- Exercise prompt:
Answer these questions about the email below:
1. To whom is the email addressed in its "To" line?
2. Which 2.4 tree does the update keep?
3. What three places should now show the new information?
** start of Extract **
From: "J.H." <warthog9@kernel.org>
To: Greg KH <gregkh@suse.de>
Cc: Randy Dunlap <rdunlap@xenotime.net>,
Dave Young <hidave.darkstar@gmail.com>,
webmaster@kernel.org, Andrew Morton <akpm@linux-foundation.org>,
Linux Kernel Mailing List <linux-kernel@vger.kernel.org>,
stable@kernel.org
Subject: Re: mm/-next release on kernel.org web page?
Date: Thu, 27 Aug 2009 15:03:14 -0700 [thread overview]
Message-ID: <4A9702A2.4060700@kernel.org> (raw)
In-Reply-To: <20090827033315.GA32648@suse.de>
Greg KH wrote:
> On Wed, Aug 26, 2009 at 05:42:31PM -0700, J.H. wrote:
>> Not to reply to myself, but I've pushed out an update that should
>> incorporate the expected trees now, this does eliminate the 2.2 and all
>> but the last 2.4 tree (2.4.37.5), but does include all of the stable
>> 2.6.x trees, the snapshots and linux-next. Frontpage, finger and rss
>> should all be showing the new information universally. I'll probably
>> tweak things a bit more (layout and such for the rss & html) but the
>> kernels should now be listed as people expect.
** end of Extract **
** start of Given data **
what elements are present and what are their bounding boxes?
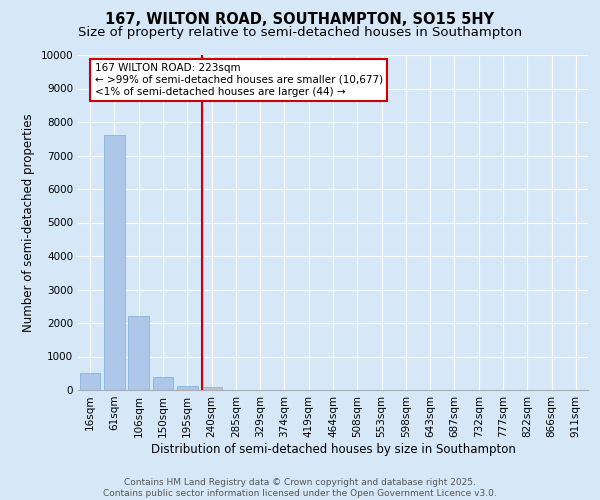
** end of Given data **
- Correct response:
1. Greg KH <gregkh@suse.de>
2. 2.4.37.5
3. The frontpage, finger and rss